+++ Entries supplied +++
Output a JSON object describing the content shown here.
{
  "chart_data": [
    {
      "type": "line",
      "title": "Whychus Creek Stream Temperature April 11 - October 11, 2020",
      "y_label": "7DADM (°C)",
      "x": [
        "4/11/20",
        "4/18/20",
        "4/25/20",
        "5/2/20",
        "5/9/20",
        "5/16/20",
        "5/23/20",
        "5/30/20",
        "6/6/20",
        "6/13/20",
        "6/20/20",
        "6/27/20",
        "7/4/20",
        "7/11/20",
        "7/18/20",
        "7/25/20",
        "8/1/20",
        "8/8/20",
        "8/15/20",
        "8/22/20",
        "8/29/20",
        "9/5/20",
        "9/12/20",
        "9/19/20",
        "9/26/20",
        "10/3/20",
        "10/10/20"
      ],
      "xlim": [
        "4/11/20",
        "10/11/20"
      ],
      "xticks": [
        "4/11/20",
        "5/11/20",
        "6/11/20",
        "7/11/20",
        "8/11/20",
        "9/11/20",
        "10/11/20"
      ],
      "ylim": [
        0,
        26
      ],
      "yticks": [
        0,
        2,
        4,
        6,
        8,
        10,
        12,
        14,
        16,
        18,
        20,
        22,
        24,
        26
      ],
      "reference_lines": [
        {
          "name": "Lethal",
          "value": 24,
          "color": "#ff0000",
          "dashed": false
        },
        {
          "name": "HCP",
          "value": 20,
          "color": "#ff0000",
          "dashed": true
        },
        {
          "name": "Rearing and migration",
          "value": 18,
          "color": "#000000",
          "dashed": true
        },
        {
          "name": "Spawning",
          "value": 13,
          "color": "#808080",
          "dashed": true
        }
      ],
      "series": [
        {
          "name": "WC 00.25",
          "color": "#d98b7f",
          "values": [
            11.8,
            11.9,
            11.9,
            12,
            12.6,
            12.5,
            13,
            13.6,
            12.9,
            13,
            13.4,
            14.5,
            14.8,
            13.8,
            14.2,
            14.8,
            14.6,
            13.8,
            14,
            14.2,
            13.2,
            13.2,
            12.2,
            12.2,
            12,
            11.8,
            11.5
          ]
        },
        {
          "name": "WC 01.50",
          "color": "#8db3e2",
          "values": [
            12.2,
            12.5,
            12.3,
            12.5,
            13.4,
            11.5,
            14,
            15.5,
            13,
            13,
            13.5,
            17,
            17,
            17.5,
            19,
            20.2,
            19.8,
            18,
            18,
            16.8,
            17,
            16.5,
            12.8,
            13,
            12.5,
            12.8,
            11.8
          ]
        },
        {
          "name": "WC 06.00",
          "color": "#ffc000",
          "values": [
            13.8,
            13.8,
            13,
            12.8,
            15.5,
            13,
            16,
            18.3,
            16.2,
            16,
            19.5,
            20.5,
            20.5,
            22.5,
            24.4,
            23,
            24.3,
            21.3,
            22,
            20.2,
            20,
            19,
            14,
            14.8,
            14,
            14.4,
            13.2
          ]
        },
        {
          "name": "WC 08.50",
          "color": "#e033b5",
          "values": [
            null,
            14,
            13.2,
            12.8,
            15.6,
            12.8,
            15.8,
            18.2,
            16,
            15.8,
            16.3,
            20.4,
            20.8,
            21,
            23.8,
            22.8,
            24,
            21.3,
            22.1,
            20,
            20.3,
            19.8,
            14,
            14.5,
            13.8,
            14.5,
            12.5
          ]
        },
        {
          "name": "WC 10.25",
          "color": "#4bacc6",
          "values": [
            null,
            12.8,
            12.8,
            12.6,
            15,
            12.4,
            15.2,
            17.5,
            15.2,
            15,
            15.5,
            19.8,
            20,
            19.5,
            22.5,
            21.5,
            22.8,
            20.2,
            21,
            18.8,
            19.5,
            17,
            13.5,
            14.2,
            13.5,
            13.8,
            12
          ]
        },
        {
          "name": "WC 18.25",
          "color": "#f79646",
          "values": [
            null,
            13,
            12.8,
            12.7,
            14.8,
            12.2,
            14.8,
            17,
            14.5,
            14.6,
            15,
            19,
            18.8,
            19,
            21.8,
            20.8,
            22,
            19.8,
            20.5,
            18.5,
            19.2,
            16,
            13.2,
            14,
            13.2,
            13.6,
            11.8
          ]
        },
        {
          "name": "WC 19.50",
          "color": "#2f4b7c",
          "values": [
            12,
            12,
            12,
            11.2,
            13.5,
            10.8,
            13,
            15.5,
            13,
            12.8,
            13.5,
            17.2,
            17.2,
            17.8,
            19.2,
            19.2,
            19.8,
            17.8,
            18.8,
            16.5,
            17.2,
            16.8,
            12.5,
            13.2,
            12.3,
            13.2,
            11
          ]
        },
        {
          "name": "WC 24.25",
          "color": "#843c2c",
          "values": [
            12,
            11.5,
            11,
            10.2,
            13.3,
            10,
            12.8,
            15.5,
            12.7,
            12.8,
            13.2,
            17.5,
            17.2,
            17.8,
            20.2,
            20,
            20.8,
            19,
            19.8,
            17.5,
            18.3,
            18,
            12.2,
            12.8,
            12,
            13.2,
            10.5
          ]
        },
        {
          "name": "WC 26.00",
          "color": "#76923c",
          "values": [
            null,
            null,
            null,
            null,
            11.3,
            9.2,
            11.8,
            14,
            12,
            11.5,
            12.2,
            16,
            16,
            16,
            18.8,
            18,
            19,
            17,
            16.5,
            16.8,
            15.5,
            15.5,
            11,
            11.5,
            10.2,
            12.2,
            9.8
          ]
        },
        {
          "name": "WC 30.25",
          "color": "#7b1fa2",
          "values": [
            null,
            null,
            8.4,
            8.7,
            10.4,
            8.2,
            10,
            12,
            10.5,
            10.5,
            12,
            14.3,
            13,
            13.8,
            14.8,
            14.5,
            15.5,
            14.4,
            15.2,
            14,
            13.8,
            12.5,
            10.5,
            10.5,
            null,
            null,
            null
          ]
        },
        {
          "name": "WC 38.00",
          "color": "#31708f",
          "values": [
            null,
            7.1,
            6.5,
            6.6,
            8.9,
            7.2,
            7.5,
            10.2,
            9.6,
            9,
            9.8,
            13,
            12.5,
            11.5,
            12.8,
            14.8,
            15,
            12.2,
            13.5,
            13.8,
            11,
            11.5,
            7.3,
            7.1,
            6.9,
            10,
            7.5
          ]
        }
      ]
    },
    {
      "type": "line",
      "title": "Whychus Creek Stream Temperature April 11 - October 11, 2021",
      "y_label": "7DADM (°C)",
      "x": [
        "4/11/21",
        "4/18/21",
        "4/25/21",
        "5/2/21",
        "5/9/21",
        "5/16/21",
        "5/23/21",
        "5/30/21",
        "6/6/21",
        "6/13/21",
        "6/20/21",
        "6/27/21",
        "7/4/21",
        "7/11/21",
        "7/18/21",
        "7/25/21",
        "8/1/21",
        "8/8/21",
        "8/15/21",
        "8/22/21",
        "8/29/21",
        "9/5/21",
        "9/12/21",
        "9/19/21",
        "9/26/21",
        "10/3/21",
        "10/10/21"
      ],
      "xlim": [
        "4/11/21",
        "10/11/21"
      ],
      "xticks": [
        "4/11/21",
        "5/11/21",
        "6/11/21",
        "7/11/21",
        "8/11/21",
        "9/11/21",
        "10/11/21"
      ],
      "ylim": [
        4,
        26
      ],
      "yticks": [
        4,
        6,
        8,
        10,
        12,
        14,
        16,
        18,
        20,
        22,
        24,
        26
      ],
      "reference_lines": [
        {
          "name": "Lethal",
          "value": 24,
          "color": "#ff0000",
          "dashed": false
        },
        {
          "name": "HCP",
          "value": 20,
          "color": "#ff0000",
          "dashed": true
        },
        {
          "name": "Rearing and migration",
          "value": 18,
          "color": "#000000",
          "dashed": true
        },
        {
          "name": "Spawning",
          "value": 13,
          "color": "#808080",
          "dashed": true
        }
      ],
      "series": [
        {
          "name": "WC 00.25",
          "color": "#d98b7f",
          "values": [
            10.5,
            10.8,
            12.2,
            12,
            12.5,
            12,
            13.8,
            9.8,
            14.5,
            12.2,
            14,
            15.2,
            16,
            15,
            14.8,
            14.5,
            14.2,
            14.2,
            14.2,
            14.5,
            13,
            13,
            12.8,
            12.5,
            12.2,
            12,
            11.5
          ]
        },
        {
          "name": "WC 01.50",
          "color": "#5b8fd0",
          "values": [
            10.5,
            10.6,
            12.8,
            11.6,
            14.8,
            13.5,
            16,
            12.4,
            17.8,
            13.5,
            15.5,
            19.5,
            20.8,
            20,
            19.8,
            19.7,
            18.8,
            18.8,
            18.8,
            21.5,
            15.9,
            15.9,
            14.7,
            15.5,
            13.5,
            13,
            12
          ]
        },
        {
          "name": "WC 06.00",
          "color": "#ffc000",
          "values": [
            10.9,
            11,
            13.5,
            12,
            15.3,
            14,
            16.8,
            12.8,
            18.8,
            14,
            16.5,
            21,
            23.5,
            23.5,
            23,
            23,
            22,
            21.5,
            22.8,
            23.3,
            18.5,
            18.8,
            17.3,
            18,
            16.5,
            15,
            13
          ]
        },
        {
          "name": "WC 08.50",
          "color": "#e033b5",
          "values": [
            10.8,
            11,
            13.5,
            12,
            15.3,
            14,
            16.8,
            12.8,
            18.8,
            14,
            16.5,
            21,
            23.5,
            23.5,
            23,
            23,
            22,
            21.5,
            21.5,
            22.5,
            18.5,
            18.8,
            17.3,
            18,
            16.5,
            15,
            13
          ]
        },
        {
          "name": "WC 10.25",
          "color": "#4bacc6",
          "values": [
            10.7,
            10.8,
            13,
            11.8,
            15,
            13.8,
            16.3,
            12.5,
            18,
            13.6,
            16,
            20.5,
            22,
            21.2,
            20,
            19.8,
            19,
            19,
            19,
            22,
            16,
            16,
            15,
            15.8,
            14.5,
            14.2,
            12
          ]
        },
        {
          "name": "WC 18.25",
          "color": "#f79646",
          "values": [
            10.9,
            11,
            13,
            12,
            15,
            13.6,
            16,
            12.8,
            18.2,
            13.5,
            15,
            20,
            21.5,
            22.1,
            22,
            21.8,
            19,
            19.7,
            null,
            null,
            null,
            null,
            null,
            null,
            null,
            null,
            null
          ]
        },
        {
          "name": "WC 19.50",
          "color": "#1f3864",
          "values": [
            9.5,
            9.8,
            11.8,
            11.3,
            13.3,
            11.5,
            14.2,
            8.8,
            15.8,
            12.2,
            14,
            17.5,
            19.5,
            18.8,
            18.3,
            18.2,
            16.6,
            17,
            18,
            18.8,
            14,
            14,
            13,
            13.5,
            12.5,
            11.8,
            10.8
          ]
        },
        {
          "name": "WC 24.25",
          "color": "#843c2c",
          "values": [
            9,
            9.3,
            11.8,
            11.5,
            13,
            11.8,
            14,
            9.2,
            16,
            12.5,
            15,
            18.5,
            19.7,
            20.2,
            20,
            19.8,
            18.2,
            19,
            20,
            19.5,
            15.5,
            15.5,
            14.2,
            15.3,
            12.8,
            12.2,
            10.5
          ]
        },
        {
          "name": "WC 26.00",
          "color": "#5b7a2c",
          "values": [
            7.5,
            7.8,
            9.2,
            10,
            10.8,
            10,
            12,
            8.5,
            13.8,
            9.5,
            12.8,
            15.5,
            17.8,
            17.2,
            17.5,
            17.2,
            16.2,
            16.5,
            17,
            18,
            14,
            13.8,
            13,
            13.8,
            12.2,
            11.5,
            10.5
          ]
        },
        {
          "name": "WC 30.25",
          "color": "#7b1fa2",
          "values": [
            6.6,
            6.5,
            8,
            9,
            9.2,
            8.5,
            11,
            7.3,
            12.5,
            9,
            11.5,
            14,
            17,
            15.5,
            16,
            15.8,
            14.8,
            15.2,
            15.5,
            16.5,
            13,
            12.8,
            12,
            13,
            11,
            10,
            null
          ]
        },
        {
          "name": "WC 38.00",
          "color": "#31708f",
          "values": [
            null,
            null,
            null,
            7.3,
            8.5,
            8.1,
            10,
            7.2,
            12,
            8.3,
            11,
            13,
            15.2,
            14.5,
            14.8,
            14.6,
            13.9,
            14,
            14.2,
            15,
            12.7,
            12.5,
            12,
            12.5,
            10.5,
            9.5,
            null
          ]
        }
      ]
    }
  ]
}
+++
Scan the material above and determine how many lines include the word "Stream"; report only the number.

2